◆ **Request**:
The records that follow must be reproduced in full, exactly as written.

Records

^^^^^^^^^^^^^^^^

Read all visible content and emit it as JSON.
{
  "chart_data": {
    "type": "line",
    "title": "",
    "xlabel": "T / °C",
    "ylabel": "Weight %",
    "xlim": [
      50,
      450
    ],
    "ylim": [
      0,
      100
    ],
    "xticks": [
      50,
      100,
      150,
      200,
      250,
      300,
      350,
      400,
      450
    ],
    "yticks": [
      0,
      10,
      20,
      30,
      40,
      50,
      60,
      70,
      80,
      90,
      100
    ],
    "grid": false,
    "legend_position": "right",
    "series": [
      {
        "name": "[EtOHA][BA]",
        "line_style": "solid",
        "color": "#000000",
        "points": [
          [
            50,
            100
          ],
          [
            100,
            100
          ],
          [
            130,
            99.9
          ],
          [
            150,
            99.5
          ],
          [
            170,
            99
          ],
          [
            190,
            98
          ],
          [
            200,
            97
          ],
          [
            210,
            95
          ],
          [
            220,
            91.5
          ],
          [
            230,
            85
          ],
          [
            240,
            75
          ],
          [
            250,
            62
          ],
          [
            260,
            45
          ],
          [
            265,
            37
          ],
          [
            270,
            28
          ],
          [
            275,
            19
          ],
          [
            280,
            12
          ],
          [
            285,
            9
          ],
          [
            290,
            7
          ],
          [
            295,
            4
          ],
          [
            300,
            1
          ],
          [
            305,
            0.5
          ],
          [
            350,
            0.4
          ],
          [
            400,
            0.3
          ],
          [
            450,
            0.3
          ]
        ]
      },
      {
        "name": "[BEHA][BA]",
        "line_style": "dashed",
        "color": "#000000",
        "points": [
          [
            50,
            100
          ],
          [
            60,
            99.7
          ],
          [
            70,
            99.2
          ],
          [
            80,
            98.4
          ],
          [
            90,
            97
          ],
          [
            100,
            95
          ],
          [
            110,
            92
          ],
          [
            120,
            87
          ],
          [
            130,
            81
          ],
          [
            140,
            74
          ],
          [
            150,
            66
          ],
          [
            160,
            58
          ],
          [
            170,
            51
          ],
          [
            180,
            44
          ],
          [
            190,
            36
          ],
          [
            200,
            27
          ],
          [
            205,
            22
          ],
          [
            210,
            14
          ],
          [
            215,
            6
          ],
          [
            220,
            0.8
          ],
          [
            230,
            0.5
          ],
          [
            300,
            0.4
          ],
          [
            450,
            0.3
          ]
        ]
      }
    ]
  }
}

^^^^^^^^^^^^^^^^

◆ **Complete output**:
Read all visible content and emit it as JSON.
{
  "chart_data": {
    "type": "line",
    "title": "",
    "xlabel": "T / °C",
    "ylabel": "Weight %",
    "xlim": [
      50,
      450
    ],
    "ylim": [
      0,
      100
    ],
    "xticks": [
      50,
      100,
      150,
      200,
      250,
      300,
      350,
      400,
      450
    ],
    "yticks": [
      0,
      10,
      20,
      30,
      40,
      50,
      60,
      70,
      80,
      90,
      100
    ],
    "grid": false,
    "legend_position": "right",
    "series": [
      {
        "name": "[EtOHA][BA]",
        "line_style": "solid",
        "color": "#000000",
        "points": [
          [
            50,
            100
          ],
          [
            100,
            100
          ],
          [
            130,
            99.9
          ],
          [
            150,
            99.5
          ],
          [
            170,
            99
          ],
          [
            190,
            98
          ],
          [
            200,
            97
          ],
          [
            210,
            95
          ],
          [
            220,
            91.5
          ],
          [
            230,
            85
          ],
          [
            240,
            75
          ],
          [
            250,
            62
          ],
          [
            260,
            45
          ],
          [
            265,
            37
          ],
          [
            270,
            28
          ],
          [
            275,
            19
          ],
          [
            280,
            12
          ],
          [
            285,
            9
          ],
          [
            290,
            7
          ],
          [
            295,
            4
          ],
          [
            300,
            1
          ],
          [
            305,
            0.5
          ],
          [
            350,
            0.4
          ],
          [
            400,
            0.3
          ],
          [
            450,
            0.3
          ]
        ]
      },
      {
        "name": "[BEHA][BA]",
        "line_style": "dashed",
        "color": "#000000",
        "points": [
          [
            50,
            100
          ],
          [
            60,
            99.7
          ],
          [
            70,
            99.2
          ],
          [
            80,
            98.4
          ],
          [
            90,
            97
          ],
          [
            100,
            95
          ],
          [
            110,
            92
          ],
          [
            120,
            87
          ],
          [
            130,
            81
          ],
          [
            140,
            74
          ],
          [
            150,
            66
          ],
          [
            160,
            58
          ],
          [
            170,
            51
          ],
          [
            180,
            44
          ],
          [
            190,
            36
          ],
          [
            200,
            27
          ],
          [
            205,
            22
          ],
          [
            210,
            14
          ],
          [
            215,
            6
          ],
          [
            220,
            0.8
          ],
          [
            230,
            0.5
          ],
          [
            300,
            0.4
          ],
          [
            450,
            0.3
          ]
        ]
      }
    ]
  }
}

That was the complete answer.